* BEGIN Data provided *
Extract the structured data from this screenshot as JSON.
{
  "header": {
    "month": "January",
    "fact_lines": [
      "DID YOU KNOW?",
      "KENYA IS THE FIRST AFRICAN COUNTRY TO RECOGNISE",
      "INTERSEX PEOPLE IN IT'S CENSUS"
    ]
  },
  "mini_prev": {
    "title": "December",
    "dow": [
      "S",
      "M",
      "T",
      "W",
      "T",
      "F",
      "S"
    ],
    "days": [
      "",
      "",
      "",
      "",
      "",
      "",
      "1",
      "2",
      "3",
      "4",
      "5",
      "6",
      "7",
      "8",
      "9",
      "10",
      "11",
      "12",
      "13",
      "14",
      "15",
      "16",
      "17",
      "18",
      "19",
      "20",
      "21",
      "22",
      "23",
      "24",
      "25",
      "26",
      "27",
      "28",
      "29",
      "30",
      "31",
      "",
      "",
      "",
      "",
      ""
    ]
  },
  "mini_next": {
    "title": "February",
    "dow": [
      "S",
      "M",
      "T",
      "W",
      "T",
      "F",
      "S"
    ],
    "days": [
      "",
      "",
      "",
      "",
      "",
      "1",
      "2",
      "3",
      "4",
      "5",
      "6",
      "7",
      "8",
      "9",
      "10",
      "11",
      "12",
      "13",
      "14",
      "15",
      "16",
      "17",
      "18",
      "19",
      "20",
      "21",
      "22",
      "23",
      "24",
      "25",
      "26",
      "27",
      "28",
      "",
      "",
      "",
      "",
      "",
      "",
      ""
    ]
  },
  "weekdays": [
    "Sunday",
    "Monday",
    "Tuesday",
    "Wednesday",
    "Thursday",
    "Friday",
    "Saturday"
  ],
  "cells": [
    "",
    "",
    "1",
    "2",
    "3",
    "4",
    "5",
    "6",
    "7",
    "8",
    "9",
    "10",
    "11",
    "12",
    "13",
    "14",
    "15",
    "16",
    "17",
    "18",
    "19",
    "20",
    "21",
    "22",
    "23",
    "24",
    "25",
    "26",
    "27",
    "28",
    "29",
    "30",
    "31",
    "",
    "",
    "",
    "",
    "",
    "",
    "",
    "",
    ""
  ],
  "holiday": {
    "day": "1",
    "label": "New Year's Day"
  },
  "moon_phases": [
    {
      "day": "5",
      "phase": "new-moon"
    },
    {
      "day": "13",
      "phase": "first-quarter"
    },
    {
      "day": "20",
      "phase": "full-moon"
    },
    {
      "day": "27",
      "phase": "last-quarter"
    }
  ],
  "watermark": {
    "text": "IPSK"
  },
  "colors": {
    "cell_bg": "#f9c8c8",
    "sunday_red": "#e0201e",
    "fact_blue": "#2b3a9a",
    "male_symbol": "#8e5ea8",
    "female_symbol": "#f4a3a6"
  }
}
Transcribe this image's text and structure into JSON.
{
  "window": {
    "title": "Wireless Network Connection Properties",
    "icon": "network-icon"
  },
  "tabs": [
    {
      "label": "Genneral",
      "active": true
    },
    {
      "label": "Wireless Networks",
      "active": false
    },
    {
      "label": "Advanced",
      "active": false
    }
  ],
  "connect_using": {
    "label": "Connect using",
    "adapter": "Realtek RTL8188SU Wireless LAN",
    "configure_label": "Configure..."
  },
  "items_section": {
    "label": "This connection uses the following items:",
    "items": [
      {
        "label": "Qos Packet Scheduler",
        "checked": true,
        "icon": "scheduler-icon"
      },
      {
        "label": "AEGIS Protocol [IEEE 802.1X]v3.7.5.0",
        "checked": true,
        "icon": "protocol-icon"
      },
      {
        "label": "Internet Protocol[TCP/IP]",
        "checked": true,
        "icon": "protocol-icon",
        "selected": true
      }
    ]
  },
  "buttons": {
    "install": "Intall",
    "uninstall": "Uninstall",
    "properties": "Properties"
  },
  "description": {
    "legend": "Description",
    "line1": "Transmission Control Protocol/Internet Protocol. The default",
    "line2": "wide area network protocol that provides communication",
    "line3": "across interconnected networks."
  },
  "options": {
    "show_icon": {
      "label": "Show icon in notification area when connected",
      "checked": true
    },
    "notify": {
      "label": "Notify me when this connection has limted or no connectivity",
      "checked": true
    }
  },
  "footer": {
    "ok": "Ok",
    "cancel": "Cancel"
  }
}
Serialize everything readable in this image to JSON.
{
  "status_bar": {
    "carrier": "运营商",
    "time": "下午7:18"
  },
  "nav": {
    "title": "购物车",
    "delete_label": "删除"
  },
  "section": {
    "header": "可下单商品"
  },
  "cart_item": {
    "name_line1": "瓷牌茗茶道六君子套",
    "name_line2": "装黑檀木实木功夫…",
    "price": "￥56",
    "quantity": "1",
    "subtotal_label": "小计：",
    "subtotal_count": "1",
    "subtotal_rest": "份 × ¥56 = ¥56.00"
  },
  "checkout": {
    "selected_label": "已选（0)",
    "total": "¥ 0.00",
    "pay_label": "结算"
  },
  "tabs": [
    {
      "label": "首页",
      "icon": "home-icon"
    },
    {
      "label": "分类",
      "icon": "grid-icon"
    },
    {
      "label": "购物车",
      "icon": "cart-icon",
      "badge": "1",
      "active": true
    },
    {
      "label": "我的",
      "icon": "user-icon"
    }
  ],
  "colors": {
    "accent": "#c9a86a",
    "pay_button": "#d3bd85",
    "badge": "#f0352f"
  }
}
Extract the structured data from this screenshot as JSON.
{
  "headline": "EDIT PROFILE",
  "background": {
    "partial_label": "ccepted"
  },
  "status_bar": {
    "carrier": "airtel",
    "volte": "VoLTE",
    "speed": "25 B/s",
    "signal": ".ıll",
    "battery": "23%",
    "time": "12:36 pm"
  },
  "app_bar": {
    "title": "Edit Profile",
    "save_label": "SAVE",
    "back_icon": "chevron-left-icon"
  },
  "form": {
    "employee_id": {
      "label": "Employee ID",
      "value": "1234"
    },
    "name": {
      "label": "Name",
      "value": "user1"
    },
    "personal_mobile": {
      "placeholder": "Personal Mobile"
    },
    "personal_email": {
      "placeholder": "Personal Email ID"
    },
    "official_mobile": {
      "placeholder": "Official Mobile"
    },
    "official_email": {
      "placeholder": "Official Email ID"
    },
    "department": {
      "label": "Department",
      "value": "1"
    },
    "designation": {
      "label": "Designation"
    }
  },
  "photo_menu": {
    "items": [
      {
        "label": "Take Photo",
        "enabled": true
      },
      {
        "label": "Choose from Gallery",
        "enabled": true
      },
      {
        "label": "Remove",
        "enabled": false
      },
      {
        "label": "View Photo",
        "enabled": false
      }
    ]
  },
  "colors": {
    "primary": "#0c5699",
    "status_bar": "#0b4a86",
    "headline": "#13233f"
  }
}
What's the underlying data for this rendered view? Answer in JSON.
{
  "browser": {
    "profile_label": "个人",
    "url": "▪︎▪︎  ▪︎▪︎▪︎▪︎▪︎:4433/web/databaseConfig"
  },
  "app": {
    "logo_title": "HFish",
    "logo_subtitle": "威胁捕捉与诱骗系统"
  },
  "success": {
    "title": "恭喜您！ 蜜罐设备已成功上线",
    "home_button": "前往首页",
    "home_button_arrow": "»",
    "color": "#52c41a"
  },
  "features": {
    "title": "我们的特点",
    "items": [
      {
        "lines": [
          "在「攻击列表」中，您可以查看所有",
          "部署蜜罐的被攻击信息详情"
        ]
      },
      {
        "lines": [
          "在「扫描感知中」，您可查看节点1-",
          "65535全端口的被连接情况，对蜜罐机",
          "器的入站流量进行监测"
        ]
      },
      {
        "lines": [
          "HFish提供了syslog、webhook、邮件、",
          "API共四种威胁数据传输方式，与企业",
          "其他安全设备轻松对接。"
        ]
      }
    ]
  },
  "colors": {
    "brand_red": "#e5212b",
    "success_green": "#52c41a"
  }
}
* END Data provided *
What to do => Write out every line exactly as it stands.

Task output =>
Extract the structured data from this screenshot as JSON.
{
  "header": {
    "month": "January",
    "fact_lines": [
      "DID YOU KNOW?",
      "KENYA IS THE FIRST AFRICAN COUNTRY TO RECOGNISE",
      "INTERSEX PEOPLE IN IT'S CENSUS"
    ]
  },
  "mini_prev": {
    "title": "December",
    "dow": [
      "S",
      "M",
      "T",
      "W",
      "T",
      "F",
      "S"
    ],
    "days": [
      "",
      "",
      "",
      "",
      "",
      "",
      "1",
      "2",
      "3",
      "4",
      "5",
      "6",
      "7",
      "8",
      "9",
      "10",
      "11",
      "12",
      "13",
      "14",
      "15",
      "16",
      "17",
      "18",
      "19",
      "20",
      "21",
      "22",
      "23",
      "24",
      "25",
      "26",
      "27",
      "28",
      "29",
      "30",
      "31",
      "",
      "",
      "",
      "",
      ""
    ]
  },
  "mini_next": {
    "title": "February",
    "dow": [
      "S",
      "M",
      "T",
      "W",
      "T",
      "F",
      "S"
    ],
    "days": [
      "",
      "",
      "",
      "",
      "",
      "1",
      "2",
      "3",
      "4",
      "5",
      "6",
      "7",
      "8",
      "9",
      "10",
      "11",
      "12",
      "13",
      "14",
      "15",
      "16",
      "17",
      "18",
      "19",
      "20",
      "21",
      "22",
      "23",
      "24",
      "25",
      "26",
      "27",
      "28",
      "",
      "",
      "",
      "",
      "",
      "",
      ""
    ]
  },
  "weekdays": [
    "Sunday",
    "Monday",
    "Tuesday",
    "Wednesday",
    "Thursday",
    "Friday",
    "Saturday"
  ],
  "cells": [
    "",
    "",
    "1",
    "2",
    "3",
    "4",
    "5",
    "6",
    "7",
    "8",
    "9",
    "10",
    "11",
    "12",
    "13",
    "14",
    "15",
    "16",
    "17",
    "18",
    "19",
    "20",
    "21",
    "22",
    "23",
    "24",
    "25",
    "26",
    "27",
    "28",
    "29",
    "30",
    "31",
    "",
    "",
    "",
    "",
    "",
    "",
    "",
    "",
    ""
  ],
  "holiday": {
    "day": "1",
    "label": "New Year's Day"
  },
  "moon_phases": [
    {
      "day": "5",
      "phase": "new-moon"
    },
    {
      "day": "13",
      "phase": "first-quarter"
    },
    {
      "day": "20",
      "phase": "full-moon"
    },
    {
      "day": "27",
      "phase": "last-quarter"
    }
  ],
  "watermark": {
    "text": "IPSK"
  },
  "colors": {
    "cell_bg": "#f9c8c8",
    "sunday_red": "#e0201e",
    "fact_blue": "#2b3a9a",
    "male_symbol": "#8e5ea8",
    "female_symbol": "#f4a3a6"
  }
}
Transcribe this image's text and structure into JSON.
{
  "window": {
    "title": "Wireless Network Connection Properties",
    "icon": "network-icon"
  },
  "tabs": [
    {
      "label": "Genneral",
      "active": true
    },
    {
      "label": "Wireless Networks",
      "active": false
    },
    {
      "label": "Advanced",
      "active": false
    }
  ],
  "connect_using": {
    "label": "Connect using",
    "adapter": "Realtek RTL8188SU Wireless LAN",
    "configure_label": "Configure..."
  },
  "items_section": {
    "label": "This connection uses the following items:",
    "items": [
      {
        "label": "Qos Packet Scheduler",
        "checked": true,
        "icon": "scheduler-icon"
      },
      {
        "label": "AEGIS Protocol [IEEE 802.1X]v3.7.5.0",
        "checked": true,
        "icon": "protocol-icon"
      },
      {
        "label": "Internet Protocol[TCP/IP]",
        "checked": true,
        "icon": "protocol-icon",
        "selected": true
      }
    ]
  },
  "buttons": {
    "install": "Intall",
    "uninstall": "Uninstall",
    "properties": "Properties"
  },
  "description": {
    "legend": "Description",
    "line1": "Transmission Control Protocol/Internet Protocol. The default",
    "line2": "wide area network protocol that provides communication",
    "line3": "across interconnected networks."
  },
  "options": {
    "show_icon": {
      "label": "Show icon in notification area when connected",
      "checked": true
    },
    "notify": {
      "label": "Notify me when this connection has limted or no connectivity",
      "checked": true
    }
  },
  "footer": {
    "ok": "Ok",
    "cancel": "Cancel"
  }
}
Serialize everything readable in this image to JSON.
{
  "status_bar": {
    "carrier": "运营商",
    "time": "下午7:18"
  },
  "nav": {
    "title": "购物车",
    "delete_label": "删除"
  },
  "section": {
    "header": "可下单商品"
  },
  "cart_item": {
    "name_line1": "瓷牌茗茶道六君子套",
    "name_line2": "装黑檀木实木功夫…",
    "price": "￥56",
    "quantity": "1",
    "subtotal_label": "小计：",
    "subtotal_count": "1",
    "subtotal_rest": "份 × ¥56 = ¥56.00"
  },
  "checkout": {
    "selected_label": "已选（0)",
    "total": "¥ 0.00",
    "pay_label": "结算"
  },
  "tabs": [
    {
      "label": "首页",
      "icon": "home-icon"
    },
    {
      "label": "分类",
      "icon": "grid-icon"
    },
    {
      "label": "购物车",
      "icon": "cart-icon",
      "badge": "1",
      "active": true
    },
    {
      "label": "我的",
      "icon": "user-icon"
    }
  ],
  "colors": {
    "accent": "#c9a86a",
    "pay_button": "#d3bd85",
    "badge": "#f0352f"
  }
}
Extract the structured data from this screenshot as JSON.
{
  "headline": "EDIT PROFILE",
  "background": {
    "partial_label": "ccepted"
  },
  "status_bar": {
    "carrier": "airtel",
    "volte": "VoLTE",
    "speed": "25 B/s",
    "signal": ".ıll",
    "battery": "23%",
    "time": "12:36 pm"
  },
  "app_bar": {
    "title": "Edit Profile",
    "save_label": "SAVE",
    "back_icon": "chevron-left-icon"
  },
  "form": {
    "employee_id": {
      "label": "Employee ID",
      "value": "1234"
    },
    "name": {
      "label": "Name",
      "value": "user1"
    },
    "personal_mobile": {
      "placeholder": "Personal Mobile"
    },
    "personal_email": {
      "placeholder": "Personal Email ID"
    },
    "official_mobile": {
      "placeholder": "Official Mobile"
    },
    "official_email": {
      "placeholder": "Official Email ID"
    },
    "department": {
      "label": "Department",
      "value": "1"
    },
    "designation": {
      "label": "Designation"
    }
  },
  "photo_menu": {
    "items": [
      {
        "label": "Take Photo",
        "enabled": true
      },
      {
        "label": "Choose from Gallery",
        "enabled": true
      },
      {
        "label": "Remove",
        "enabled": false
      },
      {
        "label": "View Photo",
        "enabled": false
      }
    ]
  },
  "colors": {
    "primary": "#0c5699",
    "status_bar": "#0b4a86",
    "headline": "#13233f"
  }
}
What's the underlying data for this rendered view? Answer in JSON.
{
  "browser": {
    "profile_label": "个人",
    "url": "▪︎▪︎  ▪︎▪︎▪︎▪︎▪︎:4433/web/databaseConfig"
  },
  "app": {
    "logo_title": "HFish",
    "logo_subtitle": "威胁捕捉与诱骗系统"
  },
  "success": {
    "title": "恭喜您！ 蜜罐设备已成功上线",
    "home_button": "前往首页",
    "home_button_arrow": "»",
    "color": "#52c41a"
  },
  "features": {
    "title": "我们的特点",
    "items": [
      {
        "lines": [
          "在「攻击列表」中，您可以查看所有",
          "部署蜜罐的被攻击信息详情"
        ]
      },
      {
        "lines": [
          "在「扫描感知中」，您可查看节点1-",
          "65535全端口的被连接情况，对蜜罐机",
          "器的入站流量进行监测"
        ]
      },
      {
        "lines": [
          "HFish提供了syslog、webhook、邮件、",
          "API共四种威胁数据传输方式，与企业",
          "其他安全设备轻松对接。"
        ]
      }
    ]
  },
  "colors": {
    "brand_red": "#e5212b",
    "success_green": "#52c41a"
  }
}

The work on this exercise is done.